Dataset records:
===============
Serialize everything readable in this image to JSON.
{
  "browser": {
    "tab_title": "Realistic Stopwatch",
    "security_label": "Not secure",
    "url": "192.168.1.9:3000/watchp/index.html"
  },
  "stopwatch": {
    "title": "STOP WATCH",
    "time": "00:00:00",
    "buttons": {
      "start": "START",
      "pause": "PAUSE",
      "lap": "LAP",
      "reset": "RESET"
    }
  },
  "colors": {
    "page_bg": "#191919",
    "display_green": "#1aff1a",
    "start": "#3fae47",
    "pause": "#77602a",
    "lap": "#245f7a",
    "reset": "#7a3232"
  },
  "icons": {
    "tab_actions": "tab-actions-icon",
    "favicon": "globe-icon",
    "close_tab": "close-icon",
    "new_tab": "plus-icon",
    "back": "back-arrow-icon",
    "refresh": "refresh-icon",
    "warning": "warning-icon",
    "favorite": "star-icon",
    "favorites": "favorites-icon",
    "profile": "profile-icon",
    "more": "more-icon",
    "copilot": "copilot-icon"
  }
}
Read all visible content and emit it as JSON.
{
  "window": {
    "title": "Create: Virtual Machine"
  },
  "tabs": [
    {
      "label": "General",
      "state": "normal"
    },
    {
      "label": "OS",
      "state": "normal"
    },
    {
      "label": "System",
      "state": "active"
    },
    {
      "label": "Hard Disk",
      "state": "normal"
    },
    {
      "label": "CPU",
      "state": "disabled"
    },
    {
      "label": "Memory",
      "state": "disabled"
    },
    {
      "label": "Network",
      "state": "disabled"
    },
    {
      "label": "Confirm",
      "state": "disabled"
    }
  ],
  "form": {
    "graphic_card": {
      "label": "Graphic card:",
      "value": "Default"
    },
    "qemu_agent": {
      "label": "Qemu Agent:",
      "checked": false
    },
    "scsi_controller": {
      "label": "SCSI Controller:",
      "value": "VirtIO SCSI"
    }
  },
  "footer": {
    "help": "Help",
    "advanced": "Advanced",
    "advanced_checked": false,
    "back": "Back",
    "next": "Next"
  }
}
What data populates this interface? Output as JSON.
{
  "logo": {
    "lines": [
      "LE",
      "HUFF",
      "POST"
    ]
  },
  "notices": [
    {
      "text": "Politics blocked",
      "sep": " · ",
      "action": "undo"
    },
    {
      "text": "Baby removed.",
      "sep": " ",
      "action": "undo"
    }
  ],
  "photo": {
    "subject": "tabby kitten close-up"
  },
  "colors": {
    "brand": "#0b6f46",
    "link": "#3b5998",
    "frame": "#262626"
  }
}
===============
(Exercise prompt)
Look through the data above. Find each line with the string "text" and copy it.

(Correct output)
      "text": "Politics blocked",
      "text": "Baby removed.",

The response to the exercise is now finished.